Requirements
Only lines with the word "Benutzen" are needed; collect each of them from the listing below.

Provided data
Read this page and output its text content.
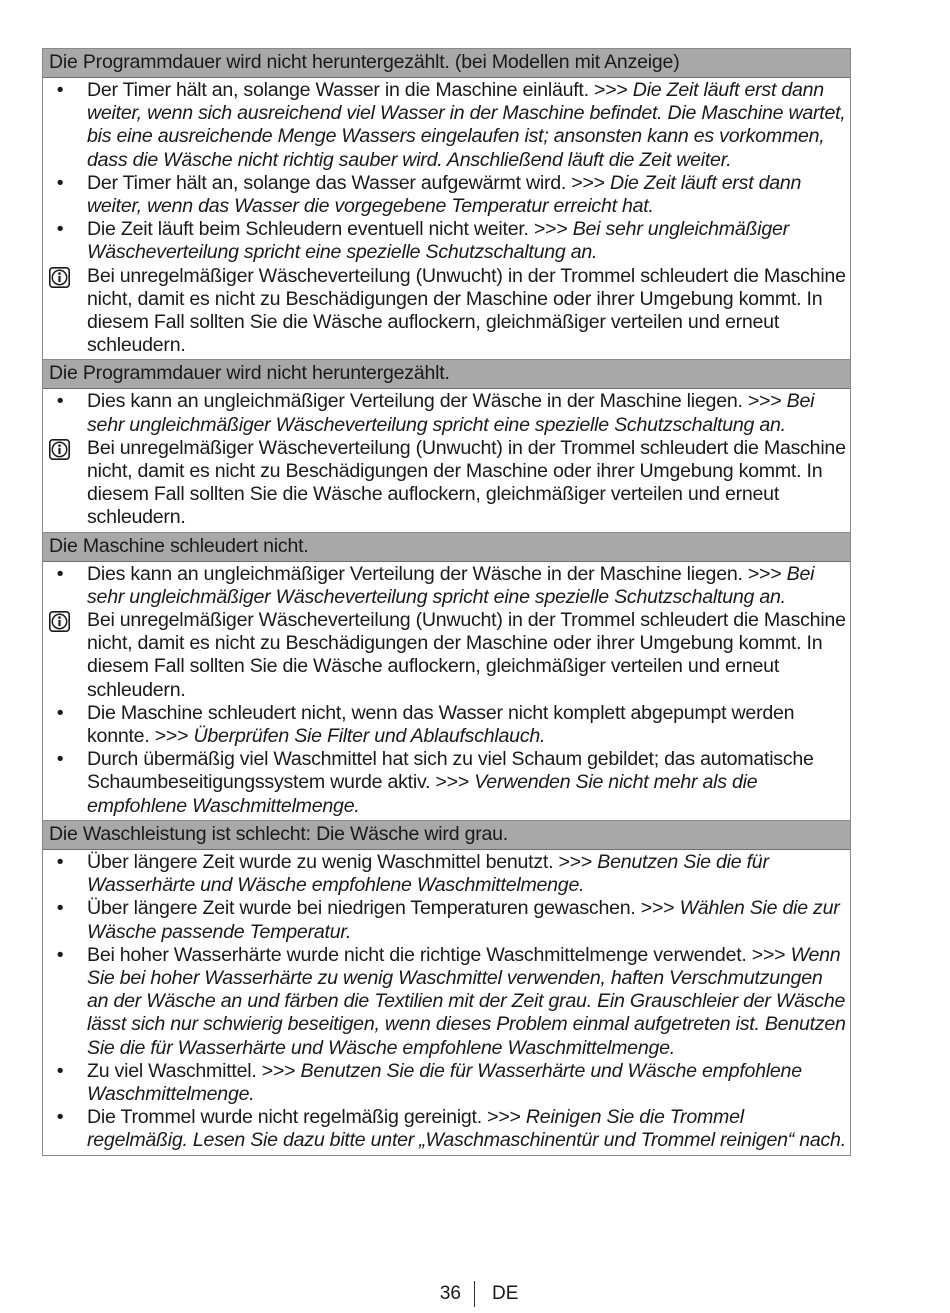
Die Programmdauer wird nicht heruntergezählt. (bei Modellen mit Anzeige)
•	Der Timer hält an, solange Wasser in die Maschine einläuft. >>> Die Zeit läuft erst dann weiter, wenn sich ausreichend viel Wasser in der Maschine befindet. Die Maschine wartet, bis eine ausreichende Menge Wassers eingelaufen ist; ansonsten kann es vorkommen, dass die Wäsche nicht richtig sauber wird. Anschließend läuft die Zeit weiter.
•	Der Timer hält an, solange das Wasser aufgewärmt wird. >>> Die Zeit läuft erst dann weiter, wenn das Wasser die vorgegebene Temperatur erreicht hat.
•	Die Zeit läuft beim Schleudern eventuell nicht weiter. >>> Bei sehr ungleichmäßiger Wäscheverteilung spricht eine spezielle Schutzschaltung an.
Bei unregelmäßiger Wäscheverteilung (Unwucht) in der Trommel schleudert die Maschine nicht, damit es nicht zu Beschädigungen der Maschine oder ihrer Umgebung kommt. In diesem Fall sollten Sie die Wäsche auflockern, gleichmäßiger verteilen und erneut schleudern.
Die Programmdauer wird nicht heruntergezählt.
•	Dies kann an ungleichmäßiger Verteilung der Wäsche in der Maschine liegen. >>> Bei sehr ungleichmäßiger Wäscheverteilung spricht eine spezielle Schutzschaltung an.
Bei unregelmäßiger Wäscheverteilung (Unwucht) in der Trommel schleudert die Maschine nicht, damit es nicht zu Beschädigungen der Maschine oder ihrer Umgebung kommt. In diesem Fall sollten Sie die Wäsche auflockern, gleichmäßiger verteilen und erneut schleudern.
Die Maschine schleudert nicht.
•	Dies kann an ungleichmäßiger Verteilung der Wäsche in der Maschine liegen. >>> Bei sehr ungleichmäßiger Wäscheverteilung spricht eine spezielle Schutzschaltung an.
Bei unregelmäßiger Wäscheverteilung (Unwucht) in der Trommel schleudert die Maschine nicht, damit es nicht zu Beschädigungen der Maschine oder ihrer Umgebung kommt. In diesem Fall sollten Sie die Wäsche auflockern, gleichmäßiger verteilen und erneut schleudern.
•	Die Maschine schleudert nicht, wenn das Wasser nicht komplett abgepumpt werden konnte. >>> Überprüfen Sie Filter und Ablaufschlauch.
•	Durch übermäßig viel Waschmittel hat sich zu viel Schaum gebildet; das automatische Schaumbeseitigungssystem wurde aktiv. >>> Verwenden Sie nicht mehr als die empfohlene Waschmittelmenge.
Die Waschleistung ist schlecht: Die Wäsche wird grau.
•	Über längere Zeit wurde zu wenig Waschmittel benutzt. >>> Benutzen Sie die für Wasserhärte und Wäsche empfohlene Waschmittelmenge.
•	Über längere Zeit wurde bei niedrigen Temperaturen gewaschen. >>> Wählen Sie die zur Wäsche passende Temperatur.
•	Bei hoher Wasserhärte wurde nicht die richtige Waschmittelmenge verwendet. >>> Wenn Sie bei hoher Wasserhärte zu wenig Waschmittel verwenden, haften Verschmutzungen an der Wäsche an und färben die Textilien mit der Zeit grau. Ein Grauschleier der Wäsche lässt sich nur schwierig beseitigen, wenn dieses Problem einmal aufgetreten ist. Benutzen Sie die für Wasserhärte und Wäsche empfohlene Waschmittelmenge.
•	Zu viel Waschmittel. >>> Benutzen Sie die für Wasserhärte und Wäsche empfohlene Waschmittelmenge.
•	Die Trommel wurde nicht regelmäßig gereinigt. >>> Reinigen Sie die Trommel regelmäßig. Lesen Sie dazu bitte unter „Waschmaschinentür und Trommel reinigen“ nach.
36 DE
--
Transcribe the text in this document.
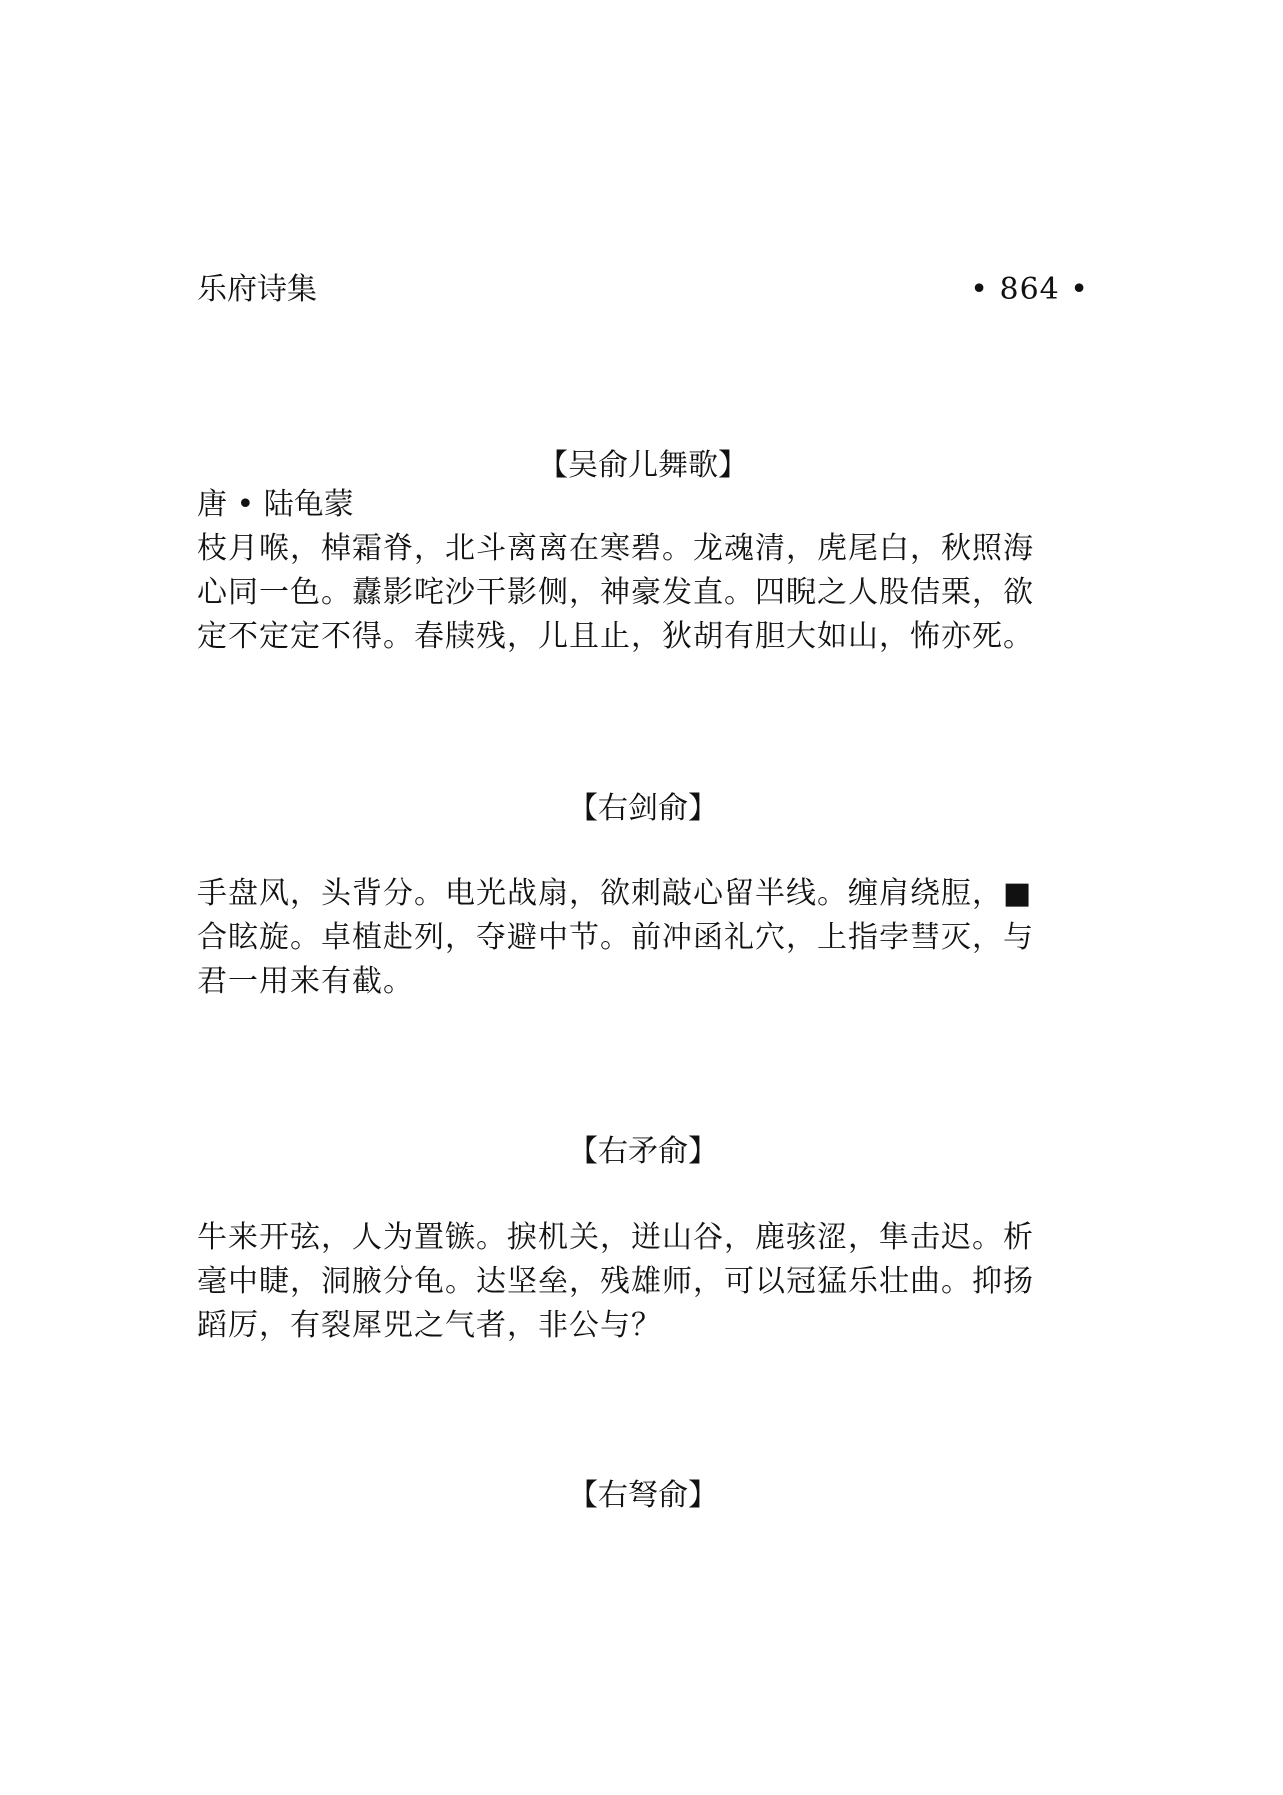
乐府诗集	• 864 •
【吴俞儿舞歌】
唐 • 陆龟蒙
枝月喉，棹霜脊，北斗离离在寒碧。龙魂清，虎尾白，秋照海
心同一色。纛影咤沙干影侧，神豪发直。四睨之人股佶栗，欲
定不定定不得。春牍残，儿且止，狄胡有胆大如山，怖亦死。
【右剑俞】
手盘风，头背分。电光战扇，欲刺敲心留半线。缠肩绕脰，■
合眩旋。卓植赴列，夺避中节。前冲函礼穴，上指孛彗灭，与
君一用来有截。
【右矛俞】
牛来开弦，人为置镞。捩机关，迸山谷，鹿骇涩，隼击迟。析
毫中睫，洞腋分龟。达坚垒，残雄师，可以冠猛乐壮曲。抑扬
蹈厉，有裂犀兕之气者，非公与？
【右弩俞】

Output below
•	Über längere Zeit wurde zu wenig Waschmittel benutzt. >>> Benutzen Sie die für Wasserhärte und Wäsche empfohlene Waschmittelmenge.
•	Bei hoher Wasserhärte wurde nicht die richtige Waschmittelmenge verwendet. >>> Wenn Sie bei hoher Wasserhärte zu wenig Waschmittel verwenden, haften Verschmutzungen an der Wäsche an und färben die Textilien mit der Zeit grau. Ein Grauschleier der Wäsche lässt sich nur schwierig beseitigen, wenn dieses Problem einmal aufgetreten ist. Benutzen Sie die für Wasserhärte und Wäsche empfohlene Waschmittelmenge.
•	Zu viel Waschmittel. >>> Benutzen Sie die für Wasserhärte und Wäsche empfohlene Waschmittelmenge.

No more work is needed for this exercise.